--- Start of THE DATA ---

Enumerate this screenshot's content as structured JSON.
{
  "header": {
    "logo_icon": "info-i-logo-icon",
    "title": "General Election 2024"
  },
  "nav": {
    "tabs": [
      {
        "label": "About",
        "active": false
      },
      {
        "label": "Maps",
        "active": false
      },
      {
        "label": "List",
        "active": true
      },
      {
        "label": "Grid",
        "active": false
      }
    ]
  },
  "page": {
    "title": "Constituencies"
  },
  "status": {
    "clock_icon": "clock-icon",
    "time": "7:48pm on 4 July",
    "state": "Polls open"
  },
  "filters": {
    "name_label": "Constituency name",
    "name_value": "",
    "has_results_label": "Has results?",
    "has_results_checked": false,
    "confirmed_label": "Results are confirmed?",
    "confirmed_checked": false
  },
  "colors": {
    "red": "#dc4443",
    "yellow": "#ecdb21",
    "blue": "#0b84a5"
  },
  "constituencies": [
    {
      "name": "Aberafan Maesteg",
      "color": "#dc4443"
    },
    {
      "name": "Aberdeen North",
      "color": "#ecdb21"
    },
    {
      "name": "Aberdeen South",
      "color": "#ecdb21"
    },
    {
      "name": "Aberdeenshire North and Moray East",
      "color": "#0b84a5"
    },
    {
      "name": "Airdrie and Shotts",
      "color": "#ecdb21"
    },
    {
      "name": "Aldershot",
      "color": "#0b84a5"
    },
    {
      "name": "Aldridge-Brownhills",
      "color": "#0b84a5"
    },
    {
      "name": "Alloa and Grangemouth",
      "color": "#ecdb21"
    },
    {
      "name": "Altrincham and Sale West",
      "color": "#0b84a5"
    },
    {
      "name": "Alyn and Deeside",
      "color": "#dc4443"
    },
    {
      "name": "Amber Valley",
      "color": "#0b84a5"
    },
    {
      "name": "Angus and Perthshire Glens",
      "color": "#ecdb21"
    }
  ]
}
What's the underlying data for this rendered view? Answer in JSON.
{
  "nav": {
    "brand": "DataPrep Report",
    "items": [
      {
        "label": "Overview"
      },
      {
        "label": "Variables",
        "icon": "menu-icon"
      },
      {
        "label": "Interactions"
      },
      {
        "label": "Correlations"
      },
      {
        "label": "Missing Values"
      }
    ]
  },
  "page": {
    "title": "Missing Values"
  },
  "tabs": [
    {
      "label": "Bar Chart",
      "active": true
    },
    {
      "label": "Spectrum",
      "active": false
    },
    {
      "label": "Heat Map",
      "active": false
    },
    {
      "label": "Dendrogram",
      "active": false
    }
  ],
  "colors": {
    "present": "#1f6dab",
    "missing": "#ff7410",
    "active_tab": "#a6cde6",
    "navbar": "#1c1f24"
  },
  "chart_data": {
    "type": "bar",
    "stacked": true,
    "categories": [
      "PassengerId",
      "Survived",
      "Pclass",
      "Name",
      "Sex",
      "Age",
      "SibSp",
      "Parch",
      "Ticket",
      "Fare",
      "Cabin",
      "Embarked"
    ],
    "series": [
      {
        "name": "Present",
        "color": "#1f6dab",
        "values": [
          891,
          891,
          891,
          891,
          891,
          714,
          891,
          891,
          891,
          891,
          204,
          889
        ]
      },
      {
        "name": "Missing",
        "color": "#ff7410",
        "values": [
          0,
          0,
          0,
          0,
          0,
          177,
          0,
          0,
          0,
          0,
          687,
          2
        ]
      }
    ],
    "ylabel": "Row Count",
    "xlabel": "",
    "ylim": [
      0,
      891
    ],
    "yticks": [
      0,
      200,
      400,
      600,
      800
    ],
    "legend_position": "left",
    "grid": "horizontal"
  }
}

--- End of THE DATA ---

_DIRECTIONS FOR THIS TASK_
Produce an exact copy of every entry above.

_COMPLETE OUTPUT_
Enumerate this screenshot's content as structured JSON.
{
  "header": {
    "logo_icon": "info-i-logo-icon",
    "title": "General Election 2024"
  },
  "nav": {
    "tabs": [
      {
        "label": "About",
        "active": false
      },
      {
        "label": "Maps",
        "active": false
      },
      {
        "label": "List",
        "active": true
      },
      {
        "label": "Grid",
        "active": false
      }
    ]
  },
  "page": {
    "title": "Constituencies"
  },
  "status": {
    "clock_icon": "clock-icon",
    "time": "7:48pm on 4 July",
    "state": "Polls open"
  },
  "filters": {
    "name_label": "Constituency name",
    "name_value": "",
    "has_results_label": "Has results?",
    "has_results_checked": false,
    "confirmed_label": "Results are confirmed?",
    "confirmed_checked": false
  },
  "colors": {
    "red": "#dc4443",
    "yellow": "#ecdb21",
    "blue": "#0b84a5"
  },
  "constituencies": [
    {
      "name": "Aberafan Maesteg",
      "color": "#dc4443"
    },
    {
      "name": "Aberdeen North",
      "color": "#ecdb21"
    },
    {
      "name": "Aberdeen South",
      "color": "#ecdb21"
    },
    {
      "name": "Aberdeenshire North and Moray East",
      "color": "#0b84a5"
    },
    {
      "name": "Airdrie and Shotts",
      "color": "#ecdb21"
    },
    {
      "name": "Aldershot",
      "color": "#0b84a5"
    },
    {
      "name": "Aldridge-Brownhills",
      "color": "#0b84a5"
    },
    {
      "name": "Alloa and Grangemouth",
      "color": "#ecdb21"
    },
    {
      "name": "Altrincham and Sale West",
      "color": "#0b84a5"
    },
    {
      "name": "Alyn and Deeside",
      "color": "#dc4443"
    },
    {
      "name": "Amber Valley",
      "color": "#0b84a5"
    },
    {
      "name": "Angus and Perthshire Glens",
      "color": "#ecdb21"
    }
  ]
}
What's the underlying data for this rendered view? Answer in JSON.
{
  "nav": {
    "brand": "DataPrep Report",
    "items": [
      {
        "label": "Overview"
      },
      {
        "label": "Variables",
        "icon": "menu-icon"
      },
      {
        "label": "Interactions"
      },
      {
        "label": "Correlations"
      },
      {
        "label": "Missing Values"
      }
    ]
  },
  "page": {
    "title": "Missing Values"
  },
  "tabs": [
    {
      "label": "Bar Chart",
      "active": true
    },
    {
      "label": "Spectrum",
      "active": false
    },
    {
      "label": "Heat Map",
      "active": false
    },
    {
      "label": "Dendrogram",
      "active": false
    }
  ],
  "colors": {
    "present": "#1f6dab",
    "missing": "#ff7410",
    "active_tab": "#a6cde6",
    "navbar": "#1c1f24"
  },
  "chart_data": {
    "type": "bar",
    "stacked": true,
    "categories": [
      "PassengerId",
      "Survived",
      "Pclass",
      "Name",
      "Sex",
      "Age",
      "SibSp",
      "Parch",
      "Ticket",
      "Fare",
      "Cabin",
      "Embarked"
    ],
    "series": [
      {
        "name": "Present",
        "color": "#1f6dab",
        "values": [
          891,
          891,
          891,
          891,
          891,
          714,
          891,
          891,
          891,
          891,
          204,
          889
        ]
      },
      {
        "name": "Missing",
        "color": "#ff7410",
        "values": [
          0,
          0,
          0,
          0,
          0,
          177,
          0,
          0,
          0,
          0,
          687,
          2
        ]
      }
    ],
    "ylabel": "Row Count",
    "xlabel": "",
    "ylim": [
      0,
      891
    ],
    "yticks": [
      0,
      200,
      400,
      600,
      800
    ],
    "legend_position": "left",
    "grid": "horizontal"
  }
}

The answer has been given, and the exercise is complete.